* _EXERCISE DIRECTIONS_: Locate every line below that contains the word "open" and copy it.

* _DATA SUPPLIED_:
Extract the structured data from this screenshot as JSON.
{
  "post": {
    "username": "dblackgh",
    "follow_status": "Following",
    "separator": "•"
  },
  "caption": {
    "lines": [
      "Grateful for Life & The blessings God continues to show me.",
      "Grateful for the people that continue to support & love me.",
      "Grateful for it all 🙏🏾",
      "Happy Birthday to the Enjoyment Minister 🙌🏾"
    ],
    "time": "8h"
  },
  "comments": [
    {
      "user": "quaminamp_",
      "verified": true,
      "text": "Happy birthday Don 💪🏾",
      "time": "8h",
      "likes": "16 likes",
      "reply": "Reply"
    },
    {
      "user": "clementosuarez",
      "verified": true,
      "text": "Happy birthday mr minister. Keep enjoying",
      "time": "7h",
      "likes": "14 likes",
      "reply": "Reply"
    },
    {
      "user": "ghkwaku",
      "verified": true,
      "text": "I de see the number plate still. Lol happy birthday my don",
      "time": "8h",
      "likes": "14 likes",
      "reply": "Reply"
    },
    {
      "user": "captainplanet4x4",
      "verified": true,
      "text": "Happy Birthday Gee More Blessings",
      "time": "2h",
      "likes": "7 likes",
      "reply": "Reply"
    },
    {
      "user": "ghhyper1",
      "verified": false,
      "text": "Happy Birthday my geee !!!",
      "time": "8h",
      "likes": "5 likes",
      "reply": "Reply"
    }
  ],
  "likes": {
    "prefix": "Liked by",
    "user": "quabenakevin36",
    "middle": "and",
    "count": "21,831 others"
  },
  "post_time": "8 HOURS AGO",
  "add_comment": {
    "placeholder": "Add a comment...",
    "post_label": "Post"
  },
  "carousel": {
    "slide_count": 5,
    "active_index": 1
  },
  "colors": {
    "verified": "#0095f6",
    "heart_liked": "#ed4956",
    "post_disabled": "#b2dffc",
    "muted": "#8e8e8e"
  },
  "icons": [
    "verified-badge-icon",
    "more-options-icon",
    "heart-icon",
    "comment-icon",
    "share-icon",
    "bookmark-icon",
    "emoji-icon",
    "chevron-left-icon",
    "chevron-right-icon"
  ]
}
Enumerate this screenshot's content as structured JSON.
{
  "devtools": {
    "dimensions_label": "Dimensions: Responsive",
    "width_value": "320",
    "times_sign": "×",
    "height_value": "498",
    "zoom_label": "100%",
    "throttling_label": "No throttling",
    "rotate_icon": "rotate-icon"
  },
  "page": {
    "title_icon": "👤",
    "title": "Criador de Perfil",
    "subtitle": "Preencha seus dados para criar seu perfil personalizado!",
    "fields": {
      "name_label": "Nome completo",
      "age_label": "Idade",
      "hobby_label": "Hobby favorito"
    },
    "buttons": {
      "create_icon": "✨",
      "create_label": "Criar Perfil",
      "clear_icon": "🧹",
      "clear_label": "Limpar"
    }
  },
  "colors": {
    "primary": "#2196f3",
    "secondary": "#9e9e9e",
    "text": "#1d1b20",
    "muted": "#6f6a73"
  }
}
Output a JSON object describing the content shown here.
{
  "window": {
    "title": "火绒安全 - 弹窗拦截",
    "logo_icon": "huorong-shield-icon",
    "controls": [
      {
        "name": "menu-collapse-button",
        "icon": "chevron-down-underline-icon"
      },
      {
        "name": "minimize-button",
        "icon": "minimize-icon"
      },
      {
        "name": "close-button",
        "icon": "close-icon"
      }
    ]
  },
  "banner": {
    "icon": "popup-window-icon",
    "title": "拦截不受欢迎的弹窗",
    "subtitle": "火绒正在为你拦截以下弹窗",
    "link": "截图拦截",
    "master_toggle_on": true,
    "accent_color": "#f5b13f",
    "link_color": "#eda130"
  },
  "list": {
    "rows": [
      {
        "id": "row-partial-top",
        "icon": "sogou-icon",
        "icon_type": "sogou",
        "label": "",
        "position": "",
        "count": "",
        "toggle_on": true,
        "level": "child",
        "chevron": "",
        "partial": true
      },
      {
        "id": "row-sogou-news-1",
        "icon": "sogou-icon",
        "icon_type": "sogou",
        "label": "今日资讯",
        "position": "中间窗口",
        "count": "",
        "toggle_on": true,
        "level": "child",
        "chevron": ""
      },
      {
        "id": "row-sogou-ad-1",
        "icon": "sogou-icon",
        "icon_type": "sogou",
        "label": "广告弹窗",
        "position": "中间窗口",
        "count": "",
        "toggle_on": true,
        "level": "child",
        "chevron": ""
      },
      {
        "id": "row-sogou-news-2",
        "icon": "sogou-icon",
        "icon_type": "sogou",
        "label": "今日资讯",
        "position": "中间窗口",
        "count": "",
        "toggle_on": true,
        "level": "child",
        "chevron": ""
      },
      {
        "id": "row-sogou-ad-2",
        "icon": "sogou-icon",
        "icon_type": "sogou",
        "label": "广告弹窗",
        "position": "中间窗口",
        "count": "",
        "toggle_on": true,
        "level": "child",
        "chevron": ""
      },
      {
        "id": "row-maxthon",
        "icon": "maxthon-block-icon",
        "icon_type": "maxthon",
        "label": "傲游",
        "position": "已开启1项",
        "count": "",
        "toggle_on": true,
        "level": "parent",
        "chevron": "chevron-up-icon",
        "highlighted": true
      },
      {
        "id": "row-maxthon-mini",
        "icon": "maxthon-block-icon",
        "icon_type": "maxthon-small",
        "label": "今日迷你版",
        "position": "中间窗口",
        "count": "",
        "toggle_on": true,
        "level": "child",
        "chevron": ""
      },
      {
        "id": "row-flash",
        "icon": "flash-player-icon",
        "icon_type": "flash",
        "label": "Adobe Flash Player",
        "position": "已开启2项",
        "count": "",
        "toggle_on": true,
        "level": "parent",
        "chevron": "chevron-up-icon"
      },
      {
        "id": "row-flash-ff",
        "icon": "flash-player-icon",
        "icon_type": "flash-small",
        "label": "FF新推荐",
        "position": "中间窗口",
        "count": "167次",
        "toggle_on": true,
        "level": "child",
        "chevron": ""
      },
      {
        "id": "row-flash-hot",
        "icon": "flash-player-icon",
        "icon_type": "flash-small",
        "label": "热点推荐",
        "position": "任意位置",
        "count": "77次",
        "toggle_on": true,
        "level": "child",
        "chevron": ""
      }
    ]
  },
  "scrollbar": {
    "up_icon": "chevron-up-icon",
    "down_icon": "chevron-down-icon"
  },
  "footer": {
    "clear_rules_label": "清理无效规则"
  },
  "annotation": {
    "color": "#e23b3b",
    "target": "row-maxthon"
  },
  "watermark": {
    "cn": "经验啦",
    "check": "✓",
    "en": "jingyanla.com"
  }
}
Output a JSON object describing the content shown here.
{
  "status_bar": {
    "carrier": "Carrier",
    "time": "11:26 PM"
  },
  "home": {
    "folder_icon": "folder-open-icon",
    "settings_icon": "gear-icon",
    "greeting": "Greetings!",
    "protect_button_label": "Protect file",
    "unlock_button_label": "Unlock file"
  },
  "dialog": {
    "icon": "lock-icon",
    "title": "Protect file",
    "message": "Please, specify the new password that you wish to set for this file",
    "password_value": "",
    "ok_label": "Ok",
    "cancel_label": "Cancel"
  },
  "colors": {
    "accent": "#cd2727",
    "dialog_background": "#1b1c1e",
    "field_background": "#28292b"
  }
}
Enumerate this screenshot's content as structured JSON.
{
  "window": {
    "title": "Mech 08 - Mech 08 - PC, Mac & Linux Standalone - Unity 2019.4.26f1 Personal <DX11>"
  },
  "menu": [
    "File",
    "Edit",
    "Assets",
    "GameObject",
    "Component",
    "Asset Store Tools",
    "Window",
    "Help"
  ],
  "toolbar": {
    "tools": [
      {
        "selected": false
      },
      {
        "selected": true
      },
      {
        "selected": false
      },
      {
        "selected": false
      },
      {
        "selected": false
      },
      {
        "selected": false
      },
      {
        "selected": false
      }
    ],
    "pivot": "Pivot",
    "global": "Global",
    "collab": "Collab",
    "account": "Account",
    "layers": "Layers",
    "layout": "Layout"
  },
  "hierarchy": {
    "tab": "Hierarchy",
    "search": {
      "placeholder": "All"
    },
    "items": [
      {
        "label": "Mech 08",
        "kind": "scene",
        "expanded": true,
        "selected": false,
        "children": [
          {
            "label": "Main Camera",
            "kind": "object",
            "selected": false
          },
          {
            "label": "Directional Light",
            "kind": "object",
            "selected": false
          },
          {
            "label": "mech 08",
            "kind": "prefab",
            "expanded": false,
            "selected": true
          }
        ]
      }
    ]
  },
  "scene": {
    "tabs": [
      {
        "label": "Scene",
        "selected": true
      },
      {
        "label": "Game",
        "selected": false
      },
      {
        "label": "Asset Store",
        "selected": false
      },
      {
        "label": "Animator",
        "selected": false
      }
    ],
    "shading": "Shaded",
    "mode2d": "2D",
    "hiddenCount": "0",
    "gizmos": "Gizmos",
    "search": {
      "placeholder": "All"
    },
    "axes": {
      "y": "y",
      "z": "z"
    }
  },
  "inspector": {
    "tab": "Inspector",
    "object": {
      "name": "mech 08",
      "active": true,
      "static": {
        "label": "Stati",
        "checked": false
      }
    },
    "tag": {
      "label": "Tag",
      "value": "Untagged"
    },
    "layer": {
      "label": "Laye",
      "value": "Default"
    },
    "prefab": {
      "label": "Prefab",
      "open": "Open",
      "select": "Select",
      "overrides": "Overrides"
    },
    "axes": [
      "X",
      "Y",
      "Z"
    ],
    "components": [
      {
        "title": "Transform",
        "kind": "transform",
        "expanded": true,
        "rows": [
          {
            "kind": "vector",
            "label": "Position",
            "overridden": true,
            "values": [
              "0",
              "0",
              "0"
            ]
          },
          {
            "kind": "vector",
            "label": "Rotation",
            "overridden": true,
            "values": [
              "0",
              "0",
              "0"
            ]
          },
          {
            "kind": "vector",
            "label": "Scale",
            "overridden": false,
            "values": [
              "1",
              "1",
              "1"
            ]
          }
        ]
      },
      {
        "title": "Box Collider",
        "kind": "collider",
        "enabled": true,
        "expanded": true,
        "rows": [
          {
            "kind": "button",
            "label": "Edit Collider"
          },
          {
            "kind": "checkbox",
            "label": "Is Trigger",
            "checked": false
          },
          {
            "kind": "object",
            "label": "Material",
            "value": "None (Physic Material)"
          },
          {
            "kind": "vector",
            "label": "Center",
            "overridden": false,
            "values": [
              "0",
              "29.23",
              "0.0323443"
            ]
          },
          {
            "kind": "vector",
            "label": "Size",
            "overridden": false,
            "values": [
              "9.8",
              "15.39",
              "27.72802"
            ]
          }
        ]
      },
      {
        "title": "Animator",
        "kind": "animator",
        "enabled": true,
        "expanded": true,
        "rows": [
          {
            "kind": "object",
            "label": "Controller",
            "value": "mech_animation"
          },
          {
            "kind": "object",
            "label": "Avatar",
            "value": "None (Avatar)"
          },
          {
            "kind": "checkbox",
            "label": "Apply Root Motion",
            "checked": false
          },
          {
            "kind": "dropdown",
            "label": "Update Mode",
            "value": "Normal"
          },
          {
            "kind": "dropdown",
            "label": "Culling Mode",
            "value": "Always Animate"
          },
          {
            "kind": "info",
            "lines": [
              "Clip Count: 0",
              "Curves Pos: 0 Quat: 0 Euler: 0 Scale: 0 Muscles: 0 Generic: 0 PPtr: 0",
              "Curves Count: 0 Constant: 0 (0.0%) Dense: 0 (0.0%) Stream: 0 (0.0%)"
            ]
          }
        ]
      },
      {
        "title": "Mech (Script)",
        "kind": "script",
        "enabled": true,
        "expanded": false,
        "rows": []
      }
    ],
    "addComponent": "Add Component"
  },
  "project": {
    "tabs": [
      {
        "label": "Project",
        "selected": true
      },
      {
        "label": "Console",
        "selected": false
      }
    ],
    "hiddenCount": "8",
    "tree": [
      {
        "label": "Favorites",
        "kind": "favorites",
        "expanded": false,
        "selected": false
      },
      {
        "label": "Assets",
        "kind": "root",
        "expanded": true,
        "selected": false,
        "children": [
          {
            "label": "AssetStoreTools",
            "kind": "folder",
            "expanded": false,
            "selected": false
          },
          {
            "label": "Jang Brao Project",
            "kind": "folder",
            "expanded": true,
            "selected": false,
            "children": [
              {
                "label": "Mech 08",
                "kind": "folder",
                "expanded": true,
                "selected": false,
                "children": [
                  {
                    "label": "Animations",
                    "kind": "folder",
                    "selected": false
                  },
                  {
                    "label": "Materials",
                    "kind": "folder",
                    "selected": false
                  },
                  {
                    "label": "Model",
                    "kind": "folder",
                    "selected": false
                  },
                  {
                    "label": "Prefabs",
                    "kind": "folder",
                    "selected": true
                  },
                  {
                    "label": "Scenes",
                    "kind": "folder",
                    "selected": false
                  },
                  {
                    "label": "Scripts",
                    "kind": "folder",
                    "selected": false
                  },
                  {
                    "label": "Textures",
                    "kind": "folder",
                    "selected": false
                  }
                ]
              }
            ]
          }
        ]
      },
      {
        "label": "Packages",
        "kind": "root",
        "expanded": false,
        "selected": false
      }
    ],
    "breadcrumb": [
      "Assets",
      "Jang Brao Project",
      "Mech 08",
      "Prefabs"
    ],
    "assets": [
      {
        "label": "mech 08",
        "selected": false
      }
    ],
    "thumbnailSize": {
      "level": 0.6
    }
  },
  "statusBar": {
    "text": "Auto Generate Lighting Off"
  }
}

* _OUTPUT OF THE TASK_:
    "folder_icon": "folder-open-icon",
      "open": "Open",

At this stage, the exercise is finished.